What this task involves: Comb through the entries for "screenshot" and pull out each line that holds it.

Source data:
◆ ◆ ◆

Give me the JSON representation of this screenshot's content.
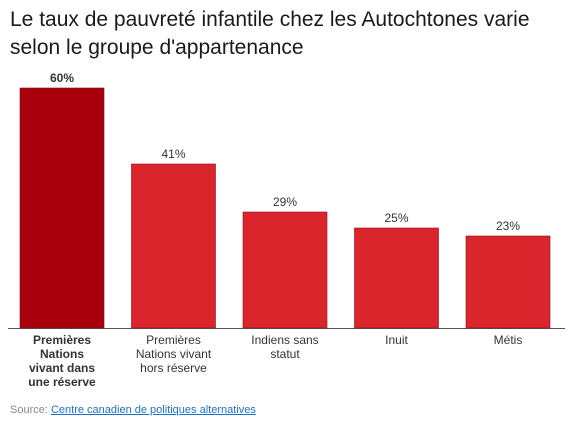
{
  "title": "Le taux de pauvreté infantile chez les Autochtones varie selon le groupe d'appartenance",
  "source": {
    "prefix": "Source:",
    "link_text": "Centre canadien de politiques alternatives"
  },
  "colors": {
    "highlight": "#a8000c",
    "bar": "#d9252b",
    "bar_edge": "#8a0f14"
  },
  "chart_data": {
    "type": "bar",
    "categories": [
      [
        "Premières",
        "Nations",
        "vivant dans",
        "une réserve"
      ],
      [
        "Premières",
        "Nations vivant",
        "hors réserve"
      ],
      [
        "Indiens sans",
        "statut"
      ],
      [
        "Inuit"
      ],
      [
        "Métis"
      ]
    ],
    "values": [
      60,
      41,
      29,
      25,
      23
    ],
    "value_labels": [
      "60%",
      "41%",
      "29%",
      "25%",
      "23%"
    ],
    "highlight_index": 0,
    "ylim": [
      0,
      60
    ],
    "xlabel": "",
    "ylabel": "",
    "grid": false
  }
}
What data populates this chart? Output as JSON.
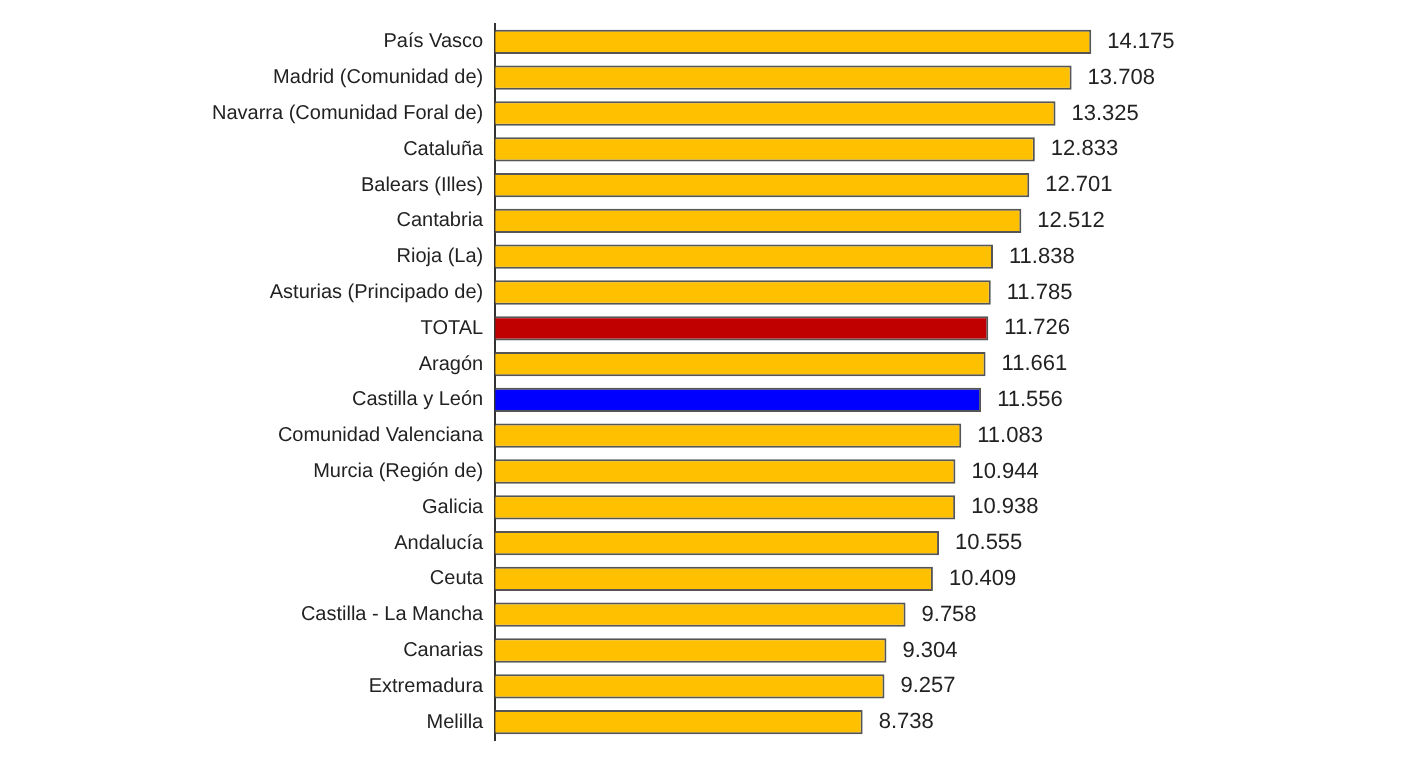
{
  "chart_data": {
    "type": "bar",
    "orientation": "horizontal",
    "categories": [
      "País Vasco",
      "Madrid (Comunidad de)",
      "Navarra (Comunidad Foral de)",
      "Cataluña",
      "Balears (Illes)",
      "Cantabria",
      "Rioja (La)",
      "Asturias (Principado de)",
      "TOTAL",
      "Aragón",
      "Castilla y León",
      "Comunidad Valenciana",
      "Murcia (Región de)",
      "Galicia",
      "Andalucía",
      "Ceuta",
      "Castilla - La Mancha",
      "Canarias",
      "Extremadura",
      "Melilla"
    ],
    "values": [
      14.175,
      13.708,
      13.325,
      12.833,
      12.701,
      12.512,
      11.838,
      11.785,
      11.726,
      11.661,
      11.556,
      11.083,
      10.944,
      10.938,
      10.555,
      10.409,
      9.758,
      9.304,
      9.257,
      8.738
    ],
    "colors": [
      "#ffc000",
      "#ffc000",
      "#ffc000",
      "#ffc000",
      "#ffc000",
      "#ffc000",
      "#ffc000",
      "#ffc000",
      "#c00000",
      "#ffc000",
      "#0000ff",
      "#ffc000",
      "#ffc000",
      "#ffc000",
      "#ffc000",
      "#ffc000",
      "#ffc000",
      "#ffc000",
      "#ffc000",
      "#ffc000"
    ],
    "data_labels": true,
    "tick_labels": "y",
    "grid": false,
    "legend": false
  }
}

◆ ◆ ◆

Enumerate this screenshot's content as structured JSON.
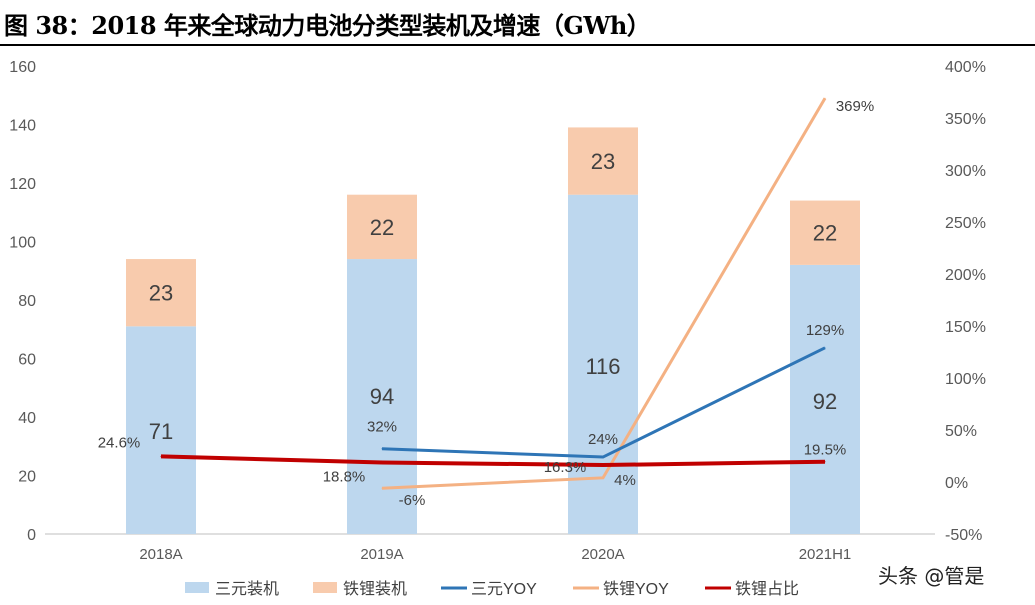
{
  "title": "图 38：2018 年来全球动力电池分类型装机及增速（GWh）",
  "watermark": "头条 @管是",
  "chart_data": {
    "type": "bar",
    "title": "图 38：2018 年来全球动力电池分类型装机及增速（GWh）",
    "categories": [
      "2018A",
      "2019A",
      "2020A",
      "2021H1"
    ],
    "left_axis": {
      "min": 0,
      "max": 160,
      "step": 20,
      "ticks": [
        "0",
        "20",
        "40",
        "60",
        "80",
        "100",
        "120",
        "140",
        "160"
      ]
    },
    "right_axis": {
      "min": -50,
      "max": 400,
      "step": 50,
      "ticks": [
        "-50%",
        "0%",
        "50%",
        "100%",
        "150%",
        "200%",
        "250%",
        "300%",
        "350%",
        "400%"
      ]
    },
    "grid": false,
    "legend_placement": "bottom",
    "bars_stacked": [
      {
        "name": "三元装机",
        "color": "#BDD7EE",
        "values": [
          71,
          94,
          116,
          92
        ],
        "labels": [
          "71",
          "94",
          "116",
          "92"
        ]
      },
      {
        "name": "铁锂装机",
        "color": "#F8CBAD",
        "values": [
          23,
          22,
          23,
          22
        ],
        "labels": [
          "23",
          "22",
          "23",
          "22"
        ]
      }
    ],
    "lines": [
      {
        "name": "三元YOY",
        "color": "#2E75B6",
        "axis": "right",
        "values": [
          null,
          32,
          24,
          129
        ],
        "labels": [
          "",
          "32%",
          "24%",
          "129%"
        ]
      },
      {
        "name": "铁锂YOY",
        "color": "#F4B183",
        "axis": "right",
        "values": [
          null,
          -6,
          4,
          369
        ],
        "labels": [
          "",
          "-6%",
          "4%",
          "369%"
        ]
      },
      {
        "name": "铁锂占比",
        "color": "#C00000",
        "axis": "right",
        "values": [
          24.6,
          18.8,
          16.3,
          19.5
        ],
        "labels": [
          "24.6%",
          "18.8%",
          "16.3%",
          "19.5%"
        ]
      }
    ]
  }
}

◆ ◆ ◆

Reply to the exercise:
Give me the JSON representation of this screenshot's content.
Enumerate this screenshot's content as structured JSON.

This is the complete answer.